Return every record exactly as written.

::: Dataset entries :::

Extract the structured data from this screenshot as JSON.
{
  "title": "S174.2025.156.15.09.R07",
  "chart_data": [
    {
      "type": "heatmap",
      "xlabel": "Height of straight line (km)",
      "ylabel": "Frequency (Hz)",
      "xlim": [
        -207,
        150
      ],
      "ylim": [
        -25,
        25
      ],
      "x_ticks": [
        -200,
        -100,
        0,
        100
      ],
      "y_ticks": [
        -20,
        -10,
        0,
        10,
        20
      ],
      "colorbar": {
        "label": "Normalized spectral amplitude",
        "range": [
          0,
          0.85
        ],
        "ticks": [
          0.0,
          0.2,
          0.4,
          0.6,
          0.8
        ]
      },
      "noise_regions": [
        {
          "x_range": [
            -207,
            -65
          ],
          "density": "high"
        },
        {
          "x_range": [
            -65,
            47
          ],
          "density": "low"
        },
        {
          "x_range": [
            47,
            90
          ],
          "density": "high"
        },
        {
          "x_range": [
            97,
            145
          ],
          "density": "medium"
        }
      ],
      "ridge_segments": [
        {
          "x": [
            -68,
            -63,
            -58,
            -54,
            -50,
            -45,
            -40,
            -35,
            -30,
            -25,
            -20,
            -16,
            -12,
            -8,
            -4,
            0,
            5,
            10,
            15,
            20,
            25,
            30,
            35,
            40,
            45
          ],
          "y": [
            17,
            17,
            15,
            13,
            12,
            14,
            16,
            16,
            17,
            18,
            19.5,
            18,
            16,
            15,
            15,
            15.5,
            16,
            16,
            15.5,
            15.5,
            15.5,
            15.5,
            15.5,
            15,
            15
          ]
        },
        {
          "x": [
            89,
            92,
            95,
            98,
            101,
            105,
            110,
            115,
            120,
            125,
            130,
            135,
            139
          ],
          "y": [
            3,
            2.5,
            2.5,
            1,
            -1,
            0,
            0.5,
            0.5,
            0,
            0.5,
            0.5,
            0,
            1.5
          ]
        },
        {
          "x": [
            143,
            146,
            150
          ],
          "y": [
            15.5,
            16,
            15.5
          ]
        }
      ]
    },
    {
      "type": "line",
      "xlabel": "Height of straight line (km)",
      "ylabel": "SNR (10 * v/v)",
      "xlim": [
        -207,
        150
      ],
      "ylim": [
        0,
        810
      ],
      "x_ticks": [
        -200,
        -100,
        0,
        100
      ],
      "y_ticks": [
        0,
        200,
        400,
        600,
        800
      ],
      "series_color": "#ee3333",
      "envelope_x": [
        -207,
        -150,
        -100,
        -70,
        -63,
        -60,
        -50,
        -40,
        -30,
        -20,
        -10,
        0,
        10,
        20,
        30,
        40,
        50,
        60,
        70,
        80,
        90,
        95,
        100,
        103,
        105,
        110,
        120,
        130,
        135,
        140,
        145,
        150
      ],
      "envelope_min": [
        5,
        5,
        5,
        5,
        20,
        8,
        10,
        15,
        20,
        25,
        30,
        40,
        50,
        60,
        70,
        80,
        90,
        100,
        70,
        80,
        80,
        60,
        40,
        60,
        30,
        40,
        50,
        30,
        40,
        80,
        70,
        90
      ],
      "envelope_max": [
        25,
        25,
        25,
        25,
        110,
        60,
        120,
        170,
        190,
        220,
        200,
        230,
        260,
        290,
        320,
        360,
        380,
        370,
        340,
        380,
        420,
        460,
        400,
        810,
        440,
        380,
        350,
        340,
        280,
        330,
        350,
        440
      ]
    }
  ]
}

:::

▶ _Exercise result_:
Extract the structured data from this screenshot as JSON.
{
  "title": "S174.2025.156.15.09.R07",
  "chart_data": [
    {
      "type": "heatmap",
      "xlabel": "Height of straight line (km)",
      "ylabel": "Frequency (Hz)",
      "xlim": [
        -207,
        150
      ],
      "ylim": [
        -25,
        25
      ],
      "x_ticks": [
        -200,
        -100,
        0,
        100
      ],
      "y_ticks": [
        -20,
        -10,
        0,
        10,
        20
      ],
      "colorbar": {
        "label": "Normalized spectral amplitude",
        "range": [
          0,
          0.85
        ],
        "ticks": [
          0.0,
          0.2,
          0.4,
          0.6,
          0.8
        ]
      },
      "noise_regions": [
        {
          "x_range": [
            -207,
            -65
          ],
          "density": "high"
        },
        {
          "x_range": [
            -65,
            47
          ],
          "density": "low"
        },
        {
          "x_range": [
            47,
            90
          ],
          "density": "high"
        },
        {
          "x_range": [
            97,
            145
          ],
          "density": "medium"
        }
      ],
      "ridge_segments": [
        {
          "x": [
            -68,
            -63,
            -58,
            -54,
            -50,
            -45,
            -40,
            -35,
            -30,
            -25,
            -20,
            -16,
            -12,
            -8,
            -4,
            0,
            5,
            10,
            15,
            20,
            25,
            30,
            35,
            40,
            45
          ],
          "y": [
            17,
            17,
            15,
            13,
            12,
            14,
            16,
            16,
            17,
            18,
            19.5,
            18,
            16,
            15,
            15,
            15.5,
            16,
            16,
            15.5,
            15.5,
            15.5,
            15.5,
            15.5,
            15,
            15
          ]
        },
        {
          "x": [
            89,
            92,
            95,
            98,
            101,
            105,
            110,
            115,
            120,
            125,
            130,
            135,
            139
          ],
          "y": [
            3,
            2.5,
            2.5,
            1,
            -1,
            0,
            0.5,
            0.5,
            0,
            0.5,
            0.5,
            0,
            1.5
          ]
        },
        {
          "x": [
            143,
            146,
            150
          ],
          "y": [
            15.5,
            16,
            15.5
          ]
        }
      ]
    },
    {
      "type": "line",
      "xlabel": "Height of straight line (km)",
      "ylabel": "SNR (10 * v/v)",
      "xlim": [
        -207,
        150
      ],
      "ylim": [
        0,
        810
      ],
      "x_ticks": [
        -200,
        -100,
        0,
        100
      ],
      "y_ticks": [
        0,
        200,
        400,
        600,
        800
      ],
      "series_color": "#ee3333",
      "envelope_x": [
        -207,
        -150,
        -100,
        -70,
        -63,
        -60,
        -50,
        -40,
        -30,
        -20,
        -10,
        0,
        10,
        20,
        30,
        40,
        50,
        60,
        70,
        80,
        90,
        95,
        100,
        103,
        105,
        110,
        120,
        130,
        135,
        140,
        145,
        150
      ],
      "envelope_min": [
        5,
        5,
        5,
        5,
        20,
        8,
        10,
        15,
        20,
        25,
        30,
        40,
        50,
        60,
        70,
        80,
        90,
        100,
        70,
        80,
        80,
        60,
        40,
        60,
        30,
        40,
        50,
        30,
        40,
        80,
        70,
        90
      ],
      "envelope_max": [
        25,
        25,
        25,
        25,
        110,
        60,
        120,
        170,
        190,
        220,
        200,
        230,
        260,
        290,
        320,
        360,
        380,
        370,
        340,
        380,
        420,
        460,
        400,
        810,
        440,
        380,
        350,
        340,
        280,
        330,
        350,
        440
      ]
    }
  ]
}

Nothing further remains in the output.